[DIRECTIVE]: Output every line of the entries below as a JSON list of strings, one string per line, with blank lines and the pictures left out.

=-=-=

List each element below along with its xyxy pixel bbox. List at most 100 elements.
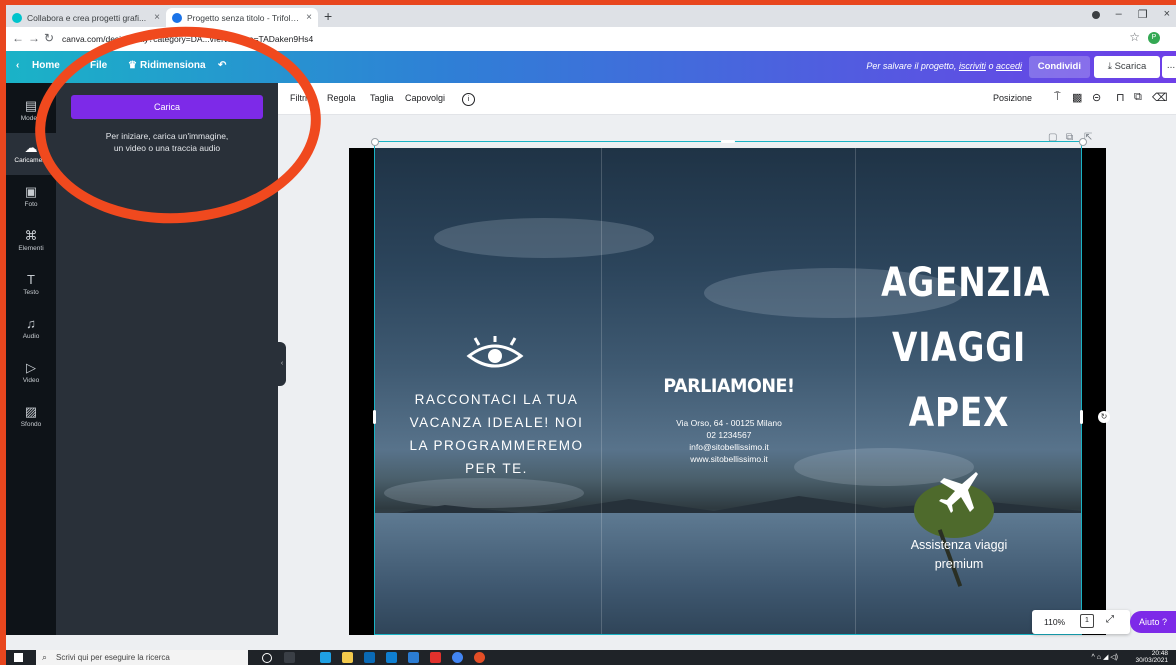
- adjust-button[interactable]: Regola: [327, 93, 356, 103]
- paint-roller-icon[interactable]: ⍑: [1054, 91, 1061, 104]
- position-button[interactable]: Posizione: [993, 93, 1032, 103]
- save-prompt-text: Per salvare il progetto,: [866, 61, 957, 71]
- resize-menu[interactable]: Ridimensiona: [140, 60, 206, 71]
- download-label: Scarica: [1114, 61, 1147, 72]
- rotate-icon[interactable]: ↻: [1098, 411, 1110, 423]
- chrome-icon[interactable]: [452, 652, 463, 663]
- canva-favicon-icon: [172, 12, 182, 23]
- undo-icon[interactable]: ↶: [218, 60, 226, 71]
- rail-item-video[interactable]: ▷ Video: [6, 360, 56, 385]
- close-window-icon[interactable]: ×: [1164, 8, 1170, 21]
- resize-handle-top[interactable]: [721, 140, 735, 143]
- app-icon[interactable]: [474, 652, 485, 663]
- url-field[interactable]: canva.com/design/play?category=DA...vfeN…: [62, 31, 313, 47]
- home-chevron-icon[interactable]: ‹: [16, 60, 19, 71]
- task-view-icon[interactable]: [284, 652, 295, 663]
- template-icon: ▤: [24, 98, 38, 113]
- left-sidebar-rail: ▤ Modelli ☁ Caricame... ▣ Foto ⌘ Element…: [6, 83, 56, 635]
- video-icon: ▷: [26, 360, 36, 375]
- upload-button[interactable]: Carica: [71, 95, 263, 119]
- rail-label: Modelli: [20, 115, 42, 122]
- resize-handle-left[interactable]: [373, 410, 376, 424]
- new-tab-button[interactable]: +: [324, 8, 332, 24]
- store-icon[interactable]: [364, 652, 375, 663]
- rail-label: Elementi: [18, 245, 44, 252]
- system-tray-icons[interactable]: ^ ⌂ ◢ ◁): [1092, 653, 1118, 661]
- close-tab-icon[interactable]: ×: [154, 12, 160, 23]
- link-icon[interactable]: ⊝: [1092, 91, 1101, 104]
- profile-avatar[interactable]: P: [1148, 32, 1160, 44]
- upload-hint-line: un video o una traccia audio: [113, 143, 221, 153]
- taskbar-search[interactable]: ⌕ Scrivi qui per eseguire la ricerca: [36, 650, 248, 665]
- clock-time: 20:48: [1151, 650, 1168, 657]
- upload-hint: Per iniziare, carica un'immagine, un vid…: [71, 130, 263, 154]
- app-icon[interactable]: [430, 652, 441, 663]
- background-icon: ▨: [24, 404, 38, 419]
- fullscreen-icon[interactable]: ⤢: [1106, 614, 1114, 625]
- resize-handle-top-right[interactable]: [1079, 138, 1087, 146]
- rail-item-elements[interactable]: ⌘ Elementi: [6, 229, 56, 253]
- selection-outline: [374, 141, 1082, 635]
- address-bar: ← → ↻ canva.com/design/play?category=DA.…: [6, 27, 1176, 52]
- close-tab-icon[interactable]: ×: [306, 12, 312, 23]
- signup-link[interactable]: iscriviti: [959, 61, 986, 71]
- share-button[interactable]: Condividi: [1028, 56, 1090, 78]
- forward-arrow-icon[interactable]: →: [28, 31, 40, 45]
- home-link[interactable]: Home: [32, 60, 60, 71]
- text-icon: T: [27, 272, 35, 287]
- login-link[interactable]: accedi: [996, 61, 1022, 71]
- collapse-panel-handle[interactable]: ‹: [278, 342, 286, 386]
- rail-item-background[interactable]: ▨ Sfondo: [6, 404, 56, 429]
- more-button[interactable]: ...: [1162, 56, 1176, 78]
- download-icon: ⤓: [1107, 61, 1112, 72]
- tab-title: Collabora e crea progetti grafi...: [27, 12, 147, 23]
- rail-label: Sfondo: [20, 421, 42, 428]
- taskbar-search-placeholder: Scrivi qui per eseguire la ricerca: [56, 653, 170, 662]
- lock-icon[interactable]: ⊓: [1116, 91, 1125, 104]
- crop-button[interactable]: Taglia: [370, 93, 394, 103]
- help-button[interactable]: Aiuto ?: [1130, 611, 1176, 633]
- record-indicator-icon: [1091, 11, 1100, 19]
- save-prompt: Per salvare il progetto, iscriviti o acc…: [866, 61, 1022, 71]
- resize-handle-right[interactable]: [1080, 410, 1083, 424]
- rail-item-photos[interactable]: ▣ Foto: [6, 184, 56, 209]
- back-arrow-icon[interactable]: ←: [12, 31, 24, 45]
- rail-label: Caricame...: [14, 157, 48, 164]
- rail-item-audio[interactable]: ♫ Audio: [6, 317, 56, 341]
- clock-date: 30/03/2021: [1135, 657, 1168, 664]
- system-clock[interactable]: 20:48 30/03/2021: [1135, 650, 1168, 665]
- transparency-icon[interactable]: ▩: [1072, 91, 1082, 104]
- minimize-icon[interactable]: –: [1116, 8, 1122, 21]
- delete-icon[interactable]: ⌫: [1152, 91, 1168, 104]
- file-menu[interactable]: File: [90, 60, 107, 71]
- filter-button[interactable]: Filtri: [290, 93, 307, 103]
- edge-icon[interactable]: [320, 652, 331, 663]
- zoom-control: 110% 1 ⤢: [1032, 610, 1130, 634]
- zoom-value[interactable]: 110%: [1044, 617, 1065, 627]
- download-button[interactable]: ⤓ Scarica: [1094, 56, 1160, 78]
- reload-icon[interactable]: ↻: [44, 31, 54, 45]
- bookmark-star-icon[interactable]: ☆: [1129, 30, 1140, 44]
- upload-cloud-icon: ☁: [24, 140, 38, 155]
- rail-item-templates[interactable]: ▤ Modelli: [6, 91, 56, 125]
- browser-tab-current-project[interactable]: Progetto senza titolo - Trifold Br... ×: [166, 8, 318, 27]
- browser-tab-canva-home[interactable]: Collabora e crea progetti grafi... ×: [6, 8, 166, 27]
- photo-icon: ▣: [24, 184, 38, 199]
- uploads-panel: Carica Per iniziare, carica un'immagine,…: [56, 83, 278, 635]
- rail-item-text[interactable]: T Testo: [6, 272, 56, 297]
- resize-icon[interactable]: ♛: [128, 60, 137, 71]
- page-count[interactable]: 1: [1080, 614, 1094, 628]
- image-toolbar: Filtri Regola Taglia Capovolgi i Posizio…: [278, 83, 1176, 115]
- cortana-icon[interactable]: [262, 653, 272, 663]
- rail-item-uploads[interactable]: ☁ Caricame...: [6, 133, 56, 175]
- flip-button[interactable]: Capovolgi: [405, 93, 445, 103]
- file-explorer-icon[interactable]: [342, 652, 353, 663]
- app-icon[interactable]: [408, 652, 419, 663]
- windows-start-icon[interactable]: [14, 653, 23, 662]
- duplicate-icon[interactable]: ⧉: [1134, 91, 1142, 104]
- restore-icon[interactable]: ❐: [1138, 8, 1148, 21]
- info-icon[interactable]: i: [462, 93, 475, 106]
- windows-taskbar: ⌕ Scrivi qui per eseguire la ricerca ^ ⌂…: [6, 650, 1176, 665]
- mail-icon[interactable]: [386, 652, 397, 663]
- resize-handle-top-left[interactable]: [371, 138, 379, 146]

=-=-=

[OUTPUT FOR THIS EXERCISE]:
[
  "List each element below along with its xyxy pixel bbox. List at most 100 elements.",
  "- adjust-button[interactable]: Regola: [327, 93, 356, 103]",
  "- paint-roller-icon[interactable]: ⍑: [1054, 91, 1061, 104]",
  "- position-button[interactable]: Posizione: [993, 93, 1032, 103]",
  "- save-prompt-text: Per salvare il progetto,: [866, 61, 957, 71]",
  "- resize-menu[interactable]: Ridimensiona: [140, 60, 206, 71]",
  "- download-label: Scarica: [1114, 61, 1147, 72]",
  "- rotate-icon[interactable]: ↻: [1098, 411, 1110, 423]",
  "- chrome-icon[interactable]: [452, 652, 463, 663]",
  "- canva-favicon-icon: [172, 12, 182, 23]",
  "- undo-icon[interactable]: ↶: [218, 60, 226, 71]",
  "- rail-item-video[interactable]: ▷ Video: [6, 360, 56, 385]",
  "- close-window-icon[interactable]: ×: [1164, 8, 1170, 21]",
  "- resize-handle-top[interactable]: [721, 140, 735, 143]",
  "- app-icon[interactable]: [474, 652, 485, 663]",
  "- url-field[interactable]: canva.com/design/play?category=DA...vfeN…: [62, 31, 313, 47]",
  "- home-chevron-icon[interactable]: ‹: [16, 60, 19, 71]",
  "- task-view-icon[interactable]: [284, 652, 295, 663]",
  "- template-icon: ▤: [24, 98, 38, 113]",
  "- left-sidebar-rail: ▤ Modelli ☁ Caricame... ▣ Foto ⌘ Element…: [6, 83, 56, 635]",
  "- video-icon: ▷: [26, 360, 36, 375]",
  "- upload-button[interactable]: Carica: [71, 95, 263, 119]",
  "- rail-label: Modelli: [20, 115, 42, 122]",
  "- resize-handle-left[interactable]: [373, 410, 376, 424]",
  "- new-tab-button[interactable]: +: [324, 8, 332, 24]",
  "- store-icon[interactable]: [364, 652, 375, 663]",
  "- rail-label: Elementi: [18, 245, 44, 252]",
  "- system-tray-icons[interactable]: ^ ⌂ ◢ ◁): [1092, 653, 1118, 661]",
  "- close-tab-icon[interactable]: ×: [154, 12, 160, 23]",
  "- link-icon[interactable]: ⊝: [1092, 91, 1101, 104]",
  "- profile-avatar[interactable]: P: [1148, 32, 1160, 44]",
  "- upload-hint-line: un video o una traccia audio: [113, 143, 221, 153]",
  "- taskbar-search[interactable]: ⌕ Scrivi qui per eseguire la ricerca: [36, 650, 248, 665]",
  "- clock-time: 20:48: [1151, 650, 1168, 657]",
  "- upload-hint: Per iniziare, carica un'immagine, un vid…: [71, 130, 263, 154]",
  "- app-icon[interactable]: [430, 652, 441, 663]",
  "- background-icon: ▨: [24, 404, 38, 419]",
  "- fullscreen-icon[interactable]: ⤢: [1106, 614, 1114, 625]",
  "- resize-handle-top-right[interactable]: [1079, 138, 1087, 146]",
  "- rail-item-elements[interactable]: ⌘ Elementi: [6, 229, 56, 253]",
  "- selection-outline: [374, 141, 1082, 635]",
  "- address-bar: ← → ↻ canva.com/design/play?category=DA.…: [6, 27, 1176, 52]",
  "- close-tab-icon[interactable]: ×: [306, 12, 312, 23]",
  "- signup-link[interactable]: iscriviti: [959, 61, 986, 71]",
  "- share-button[interactable]: Condividi: [1028, 56, 1090, 78]",
  "- forward-arrow-icon[interactable]: →: [28, 31, 40, 45]",
  "- home-link[interactable]: Home: [32, 60, 60, 71]",
  "- text-icon: T: [27, 272, 35, 287]",
  "- login-link[interactable]: accedi: [996, 61, 1022, 71]",
  "- collapse-panel-handle[interactable]: ‹: [278, 342, 286, 386]",
  "- rail-item-background[interactable]: ▨ Sfondo: [6, 404, 56, 429]",
  "- more-button[interactable]: ...: [1162, 56, 1176, 78]",
  "- download-icon: ⤓: [1107, 61, 1112, 72]",
  "- tab-title: Collabora e crea progetti grafi...: [27, 12, 147, 23]",
  "- rail-label: Sfondo: [20, 421, 42, 428]",
  "- taskbar-search-placeholder: Scrivi qui per eseguire la ricerca: [56, 653, 170, 662]",
  "- lock-icon[interactable]: ⊓: [1116, 91, 1125, 104]",
  "- crop-button[interactable]: Taglia: [370, 93, 394, 103]",
  "- help-button[interactable]: Aiuto ?: [1130, 611, 1176, 633]",
  "- record-indicator-icon: [1091, 11, 1100, 19]",
  "- save-prompt: Per salvare il progetto, iscriviti o acc…: [866, 61, 1022, 71]",
  "- resize-handle-right[interactable]: [1080, 410, 1083, 424]",
  "- rail-item-photos[interactable]: ▣ Foto: [6, 184, 56, 209]",
  "- back-arrow-icon[interactable]: ←: [12, 31, 24, 45]",
  "- rail-label: Caricame...: [14, 157, 48, 164]",
  "- rail-item-audio[interactable]: ♫ Audio: [6, 317, 56, 341]",
  "- clock-date: 30/03/2021: [1135, 657, 1168, 664]",
  "- system-clock[interactable]: 20:48 30/03/2021: [1135, 650, 1168, 665]",
  "- transparency-icon[interactable]: ▩: [1072, 91, 1082, 104]",
  "- minimize-icon[interactable]: –: [1116, 8, 1122, 21]",
  "- delete-icon[interactable]: ⌫: [1152, 91, 1168, 104]",
  "- file-menu[interactable]: File: [90, 60, 107, 71]",
  "- filter-button[interactable]: Filtri: [290, 93, 307, 103]",
  "- edge-icon[interactable]: [320, 652, 331, 663]",
  "- zoom-control: 110% 1 ⤢: [1032, 610, 1130, 634]",
  "- zoom-value[interactable]: 110%: [1044, 617, 1065, 627]",
  "- download-button[interactable]: ⤓ Scarica: [1094, 56, 1160, 78]",
  "- reload-icon[interactable]: ↻: [44, 31, 54, 45]",
  "- bookmark-star-icon[interactable]: ☆: [1129, 30, 1140, 44]",
  "- upload-cloud-icon: ☁: [24, 140, 38, 155]",
  "- rail-item-templates[interactable]: ▤ Modelli: [6, 91, 56, 125]",
  "- browser-tab-current-project[interactable]: Progetto senza titolo - Trifold Br... ×: [166, 8, 318, 27]",
  "- browser-tab-canva-home[interactable]: Collabora e crea progetti grafi... ×: [6, 8, 166, 27]",
  "- photo-icon: ▣: [24, 184, 38, 199]",
  "- uploads-panel: Carica Per iniziare, carica un'immagine,…: [56, 83, 278, 635]",
  "- rail-item-text[interactable]: T Testo: [6, 272, 56, 297]",
  "- resize-icon[interactable]: ♛: [128, 60, 137, 71]",
  "- page-count[interactable]: 1: [1080, 614, 1094, 628]",
  "- image-toolbar: Filtri Regola Taglia Capovolgi i Posizio…: [278, 83, 1176, 115]",
  "- cortana-icon[interactable]: [262, 653, 272, 663]",
  "- rail-item-uploads[interactable]: ☁ Caricame...: [6, 133, 56, 175]",
  "- flip-button[interactable]: Capovolgi: [405, 93, 445, 103]",
  "- file-explorer-icon[interactable]: [342, 652, 353, 663]",
  "- app-icon[interactable]: [408, 652, 419, 663]",
  "- windows-start-icon[interactable]: [14, 653, 23, 662]",
  "- duplicate-icon[interactable]: ⧉: [1134, 91, 1142, 104]",
  "- restore-icon[interactable]: ❐: [1138, 8, 1148, 21]",
  "- info-icon[interactable]: i: [462, 93, 475, 106]",
  "- windows-taskbar: ⌕ Scrivi qui per eseguire la ricerca ^ ⌂…: [6, 650, 1176, 665]",
  "- mail-icon[interactable]: [386, 652, 397, 663]",
  "- resize-handle-top-left[interactable]: [371, 138, 379, 146]"
]